--- START ITEMS ---
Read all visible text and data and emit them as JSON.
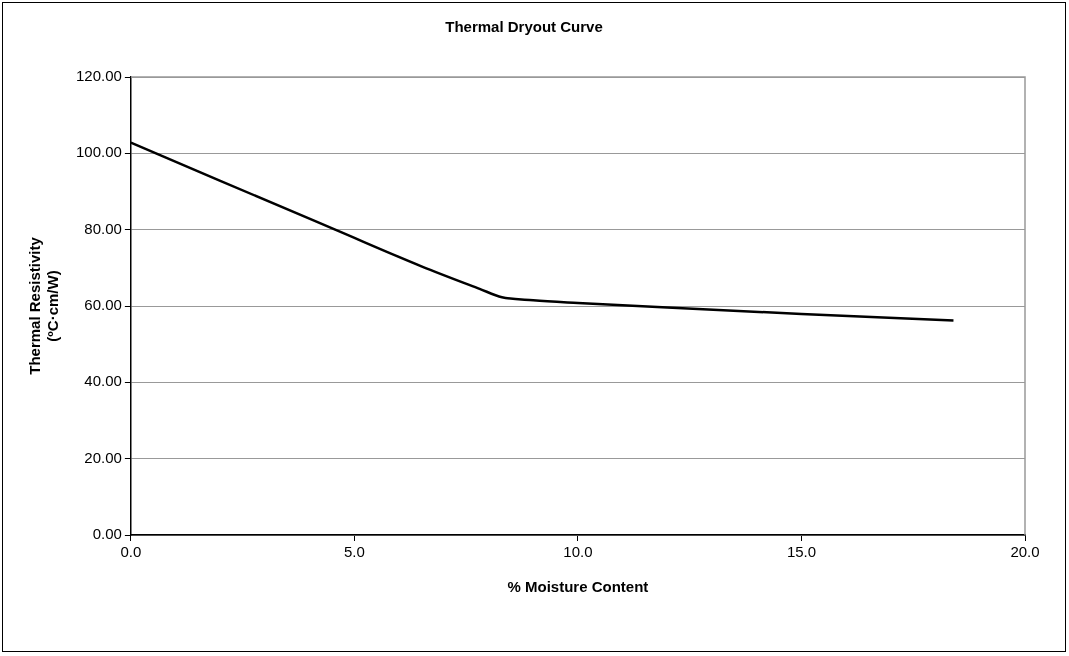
{
  "chart_data": {
    "type": "line",
    "title": "Thermal Dryout Curve",
    "xlabel": "% Moisture Content",
    "ylabel": "Thermal Resistivity\n(ºC·cm/W)",
    "x": [
      0,
      2,
      4.57,
      6.5,
      7.8,
      8.3,
      9,
      10,
      12,
      15,
      18.4
    ],
    "series": [
      {
        "color": "#000000",
        "values": [
          102.8,
          92.8,
          80,
          70.4,
          64.5,
          62.3,
          61.5,
          60.8,
          59.6,
          57.9,
          56.2
        ]
      }
    ],
    "xlim": [
      0,
      20
    ],
    "xticks": [
      {
        "value": 0,
        "label": "0.0"
      },
      {
        "value": 5,
        "label": "5.0"
      },
      {
        "value": 10,
        "label": "10.0"
      },
      {
        "value": 15,
        "label": "15.0"
      },
      {
        "value": 20,
        "label": "20.0"
      }
    ],
    "ylim": [
      0,
      120
    ],
    "yticks": [
      {
        "value": 0,
        "label": "0.00"
      },
      {
        "value": 20,
        "label": "20.00"
      },
      {
        "value": 40,
        "label": "40.00"
      },
      {
        "value": 60,
        "label": "60.00"
      },
      {
        "value": 80,
        "label": "80.00"
      },
      {
        "value": 100,
        "label": "100.00"
      },
      {
        "value": 120,
        "label": "120.00"
      }
    ],
    "grid": "y",
    "legend": false,
    "marker": "none",
    "line_style": "solid"
  }
}
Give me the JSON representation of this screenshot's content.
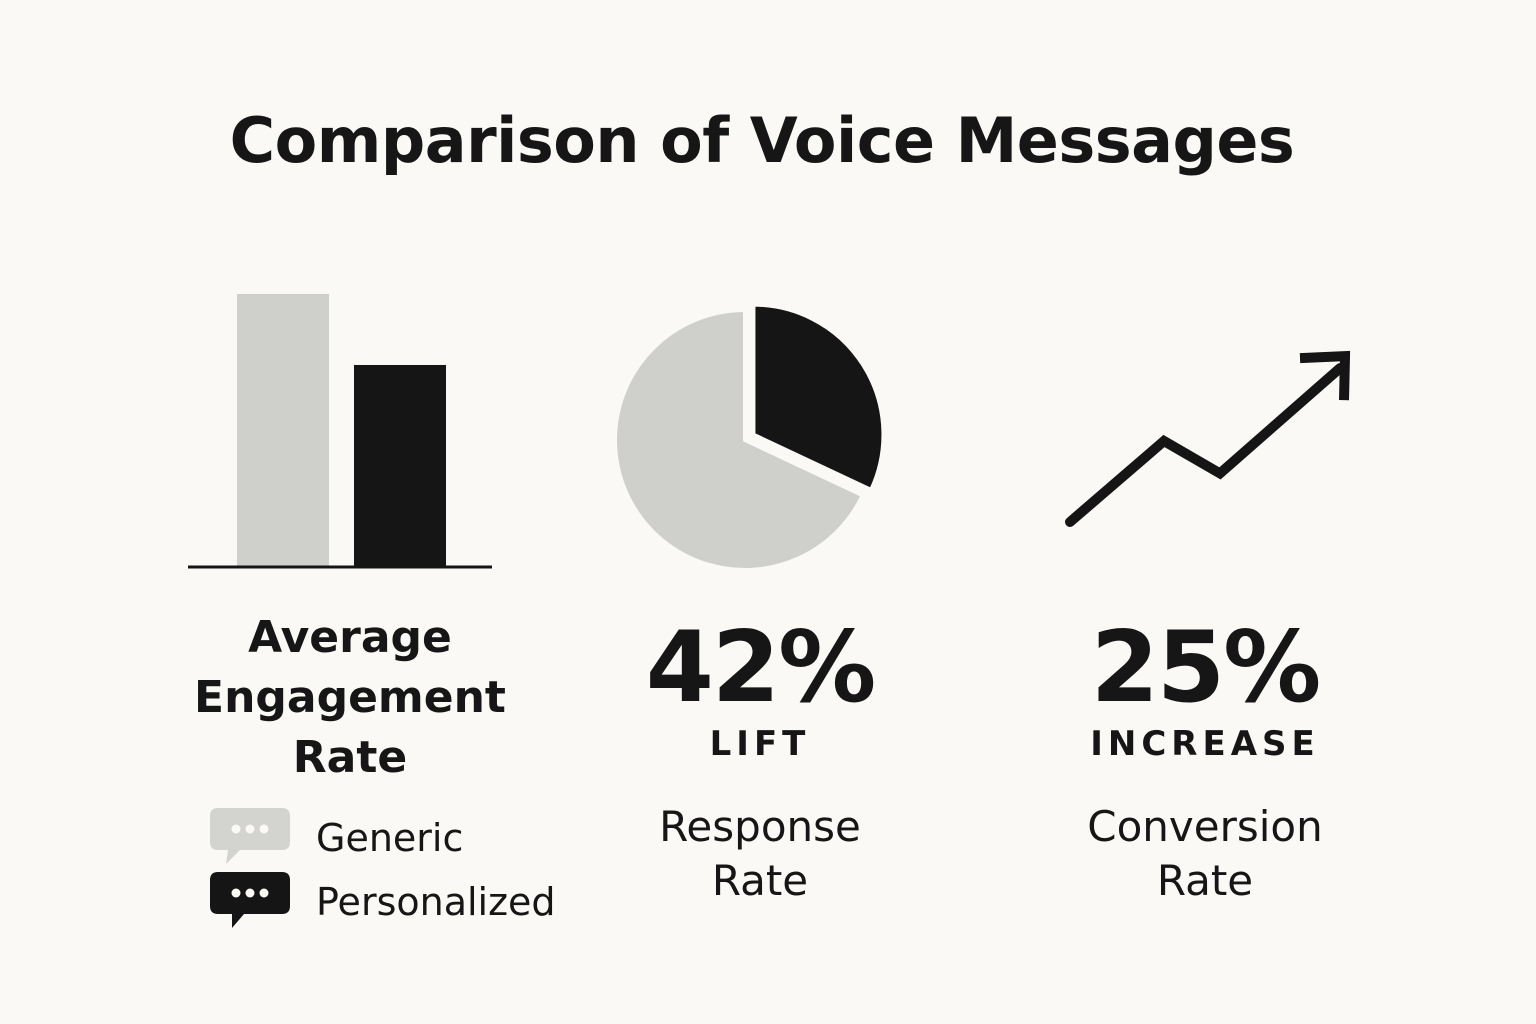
--- END ITEMS ---
DO THIS. In the material above, find the lines that contain "JSON" and show them.

ANSWER TO THE PROBLEM.
Read all visible text and data and emit them as JSON.
Give me the JSON representation of this screenshot's content.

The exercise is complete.